::: RECORD EXTRACTS
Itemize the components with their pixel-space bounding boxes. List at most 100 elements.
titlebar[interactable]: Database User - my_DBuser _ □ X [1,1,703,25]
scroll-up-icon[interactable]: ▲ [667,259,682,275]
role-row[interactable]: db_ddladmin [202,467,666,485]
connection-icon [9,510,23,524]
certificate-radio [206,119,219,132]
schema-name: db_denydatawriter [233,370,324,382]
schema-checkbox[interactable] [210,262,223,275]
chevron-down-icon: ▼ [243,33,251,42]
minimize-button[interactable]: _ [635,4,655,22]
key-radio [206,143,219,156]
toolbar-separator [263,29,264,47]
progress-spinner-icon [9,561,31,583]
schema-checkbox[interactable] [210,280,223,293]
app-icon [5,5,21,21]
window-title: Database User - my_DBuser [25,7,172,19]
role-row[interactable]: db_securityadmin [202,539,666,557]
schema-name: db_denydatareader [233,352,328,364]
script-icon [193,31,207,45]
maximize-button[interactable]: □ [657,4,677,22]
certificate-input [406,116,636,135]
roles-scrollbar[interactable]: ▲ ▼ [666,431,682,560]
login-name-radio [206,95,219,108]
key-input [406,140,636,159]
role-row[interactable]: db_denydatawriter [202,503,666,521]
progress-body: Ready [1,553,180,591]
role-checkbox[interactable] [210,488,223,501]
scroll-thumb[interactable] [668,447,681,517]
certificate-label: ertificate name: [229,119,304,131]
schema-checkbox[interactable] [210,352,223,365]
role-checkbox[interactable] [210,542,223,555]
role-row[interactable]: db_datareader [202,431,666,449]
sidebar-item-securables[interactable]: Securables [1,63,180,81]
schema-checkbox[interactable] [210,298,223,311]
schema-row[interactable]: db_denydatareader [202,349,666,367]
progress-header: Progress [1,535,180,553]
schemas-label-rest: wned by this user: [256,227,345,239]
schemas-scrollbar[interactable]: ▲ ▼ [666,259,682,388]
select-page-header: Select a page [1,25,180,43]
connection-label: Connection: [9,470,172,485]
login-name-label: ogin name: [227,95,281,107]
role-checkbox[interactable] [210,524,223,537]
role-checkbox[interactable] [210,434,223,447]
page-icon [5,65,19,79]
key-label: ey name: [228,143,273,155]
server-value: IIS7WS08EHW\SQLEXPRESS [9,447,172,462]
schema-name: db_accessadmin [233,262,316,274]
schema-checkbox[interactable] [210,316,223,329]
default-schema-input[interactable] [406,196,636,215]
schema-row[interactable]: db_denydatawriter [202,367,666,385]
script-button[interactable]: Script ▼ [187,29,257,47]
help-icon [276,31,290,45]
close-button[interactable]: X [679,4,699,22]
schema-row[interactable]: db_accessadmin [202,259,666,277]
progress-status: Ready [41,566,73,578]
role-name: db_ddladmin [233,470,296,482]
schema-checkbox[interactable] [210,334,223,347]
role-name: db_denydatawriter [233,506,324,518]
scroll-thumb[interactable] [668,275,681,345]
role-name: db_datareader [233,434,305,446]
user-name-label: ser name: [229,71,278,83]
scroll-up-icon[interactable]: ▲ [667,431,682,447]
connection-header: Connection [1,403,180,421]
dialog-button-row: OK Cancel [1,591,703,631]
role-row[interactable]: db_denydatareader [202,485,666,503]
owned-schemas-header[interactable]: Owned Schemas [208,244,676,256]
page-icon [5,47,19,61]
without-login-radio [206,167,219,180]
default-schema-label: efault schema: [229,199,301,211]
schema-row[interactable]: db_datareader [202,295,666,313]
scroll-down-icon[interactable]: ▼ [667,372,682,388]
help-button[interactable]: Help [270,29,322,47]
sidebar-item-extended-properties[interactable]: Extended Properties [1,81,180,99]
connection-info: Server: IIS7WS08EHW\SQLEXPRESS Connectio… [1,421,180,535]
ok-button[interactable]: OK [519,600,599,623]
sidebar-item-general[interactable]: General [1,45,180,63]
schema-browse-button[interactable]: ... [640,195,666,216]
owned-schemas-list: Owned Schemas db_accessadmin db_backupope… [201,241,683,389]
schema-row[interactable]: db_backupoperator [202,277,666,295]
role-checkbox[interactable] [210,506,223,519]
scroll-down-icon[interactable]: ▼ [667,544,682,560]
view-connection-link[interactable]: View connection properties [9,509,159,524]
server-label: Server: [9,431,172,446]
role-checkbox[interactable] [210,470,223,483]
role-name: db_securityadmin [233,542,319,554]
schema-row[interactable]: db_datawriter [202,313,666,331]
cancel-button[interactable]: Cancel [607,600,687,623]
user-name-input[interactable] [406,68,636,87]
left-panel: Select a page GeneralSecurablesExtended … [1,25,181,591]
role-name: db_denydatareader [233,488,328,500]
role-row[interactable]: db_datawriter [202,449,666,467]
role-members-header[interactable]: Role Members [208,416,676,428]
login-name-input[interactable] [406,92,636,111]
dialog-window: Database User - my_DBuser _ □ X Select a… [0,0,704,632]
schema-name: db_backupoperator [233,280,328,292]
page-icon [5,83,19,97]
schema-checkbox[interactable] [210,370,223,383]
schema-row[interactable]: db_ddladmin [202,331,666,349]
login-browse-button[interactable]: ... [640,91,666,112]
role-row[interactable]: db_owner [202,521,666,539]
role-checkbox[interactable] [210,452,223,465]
::::::
_PROBLEM DETAILS_
Reproduce every line of the records above without changes.

_EXERCISE RESULT_
Itemize the components with their pixel-space bounding boxes. List at most 100 elements.
titlebar[interactable]: Database User - my_DBuser _ □ X [1,1,703,25]
scroll-up-icon[interactable]: ▲ [667,259,682,275]
role-row[interactable]: db_ddladmin [202,467,666,485]
connection-icon [9,510,23,524]
certificate-radio [206,119,219,132]
schema-name: db_denydatawriter [233,370,324,382]
schema-checkbox[interactable] [210,262,223,275]
chevron-down-icon: ▼ [243,33,251,42]
minimize-button[interactable]: _ [635,4,655,22]
key-radio [206,143,219,156]
toolbar-separator [263,29,264,47]
progress-spinner-icon [9,561,31,583]
schema-checkbox[interactable] [210,280,223,293]
app-icon [5,5,21,21]
window-title: Database User - my_DBuser [25,7,172,19]
role-row[interactable]: db_securityadmin [202,539,666,557]
schema-name: db_denydatareader [233,352,328,364]
script-icon [193,31,207,45]
maximize-button[interactable]: □ [657,4,677,22]
certificate-input [406,116,636,135]
roles-scrollbar[interactable]: ▲ ▼ [666,431,682,560]
login-name-radio [206,95,219,108]
key-input [406,140,636,159]
role-row[interactable]: db_denydatawriter [202,503,666,521]
progress-body: Ready [1,553,180,591]
role-checkbox[interactable] [210,488,223,501]
scroll-thumb[interactable] [668,447,681,517]
certificate-label: ertificate name: [229,119,304,131]
schema-checkbox[interactable] [210,352,223,365]
role-checkbox[interactable] [210,542,223,555]
role-row[interactable]: db_datareader [202,431,666,449]
sidebar-item-securables[interactable]: Securables [1,63,180,81]
schema-checkbox[interactable] [210,298,223,311]
schema-row[interactable]: db_denydatareader [202,349,666,367]
progress-header: Progress [1,535,180,553]
schemas-label-rest: wned by this user: [256,227,345,239]
schemas-scrollbar[interactable]: ▲ ▼ [666,259,682,388]
select-page-header: Select a page [1,25,180,43]
connection-label: Connection: [9,470,172,485]
login-name-label: ogin name: [227,95,281,107]
role-checkbox[interactable] [210,524,223,537]
role-checkbox[interactable] [210,434,223,447]
page-icon [5,65,19,79]
key-label: ey name: [228,143,273,155]
server-value: IIS7WS08EHW\SQLEXPRESS [9,447,172,462]
schema-name: db_accessadmin [233,262,316,274]
schema-checkbox[interactable] [210,316,223,329]
default-schema-input[interactable] [406,196,636,215]
schema-row[interactable]: db_denydatawriter [202,367,666,385]
script-button[interactable]: Script ▼ [187,29,257,47]
help-icon [276,31,290,45]
close-button[interactable]: X [679,4,699,22]
schema-row[interactable]: db_accessadmin [202,259,666,277]
progress-status: Ready [41,566,73,578]
role-name: db_ddladmin [233,470,296,482]
schema-checkbox[interactable] [210,334,223,347]
role-name: db_denydatawriter [233,506,324,518]
scroll-thumb[interactable] [668,275,681,345]
role-name: db_datareader [233,434,305,446]
user-name-label: ser name: [229,71,278,83]
scroll-up-icon[interactable]: ▲ [667,431,682,447]
connection-header: Connection [1,403,180,421]
dialog-button-row: OK Cancel [1,591,703,631]
role-row[interactable]: db_denydatareader [202,485,666,503]
owned-schemas-header[interactable]: Owned Schemas [208,244,676,256]
page-icon [5,47,19,61]
without-login-radio [206,167,219,180]
default-schema-label: efault schema: [229,199,301,211]
schema-row[interactable]: db_datareader [202,295,666,313]
scroll-down-icon[interactable]: ▼ [667,372,682,388]
help-button[interactable]: Help [270,29,322,47]
sidebar-item-extended-properties[interactable]: Extended Properties [1,81,180,99]
connection-info: Server: IIS7WS08EHW\SQLEXPRESS Connectio… [1,421,180,535]
ok-button[interactable]: OK [519,600,599,623]
sidebar-item-general[interactable]: General [1,45,180,63]
schema-browse-button[interactable]: ... [640,195,666,216]
owned-schemas-list: Owned Schemas db_accessadmin db_backupope… [201,241,683,389]
schema-row[interactable]: db_backupoperator [202,277,666,295]
role-checkbox[interactable] [210,506,223,519]
scroll-down-icon[interactable]: ▼ [667,544,682,560]
view-connection-link[interactable]: View connection properties [9,509,159,524]
server-label: Server: [9,431,172,446]
role-checkbox[interactable] [210,470,223,483]
role-name: db_securityadmin [233,542,319,554]
schema-row[interactable]: db_datawriter [202,313,666,331]
cancel-button[interactable]: Cancel [607,600,687,623]
user-name-input[interactable] [406,68,636,87]
left-panel: Select a page GeneralSecurablesExtended … [1,25,181,591]
role-name: db_denydatareader [233,488,328,500]
role-row[interactable]: db_datawriter [202,449,666,467]
role-members-header[interactable]: Role Members [208,416,676,428]
login-name-input[interactable] [406,92,636,111]
dialog-window: Database User - my_DBuser _ □ X Select a… [0,0,704,632]
schema-name: db_backupoperator [233,280,328,292]
page-icon [5,83,19,97]
schema-checkbox[interactable] [210,370,223,383]
schema-row[interactable]: db_ddladmin [202,331,666,349]
login-browse-button[interactable]: ... [640,91,666,112]
role-row[interactable]: db_owner [202,521,666,539]
role-checkbox[interactable] [210,452,223,465]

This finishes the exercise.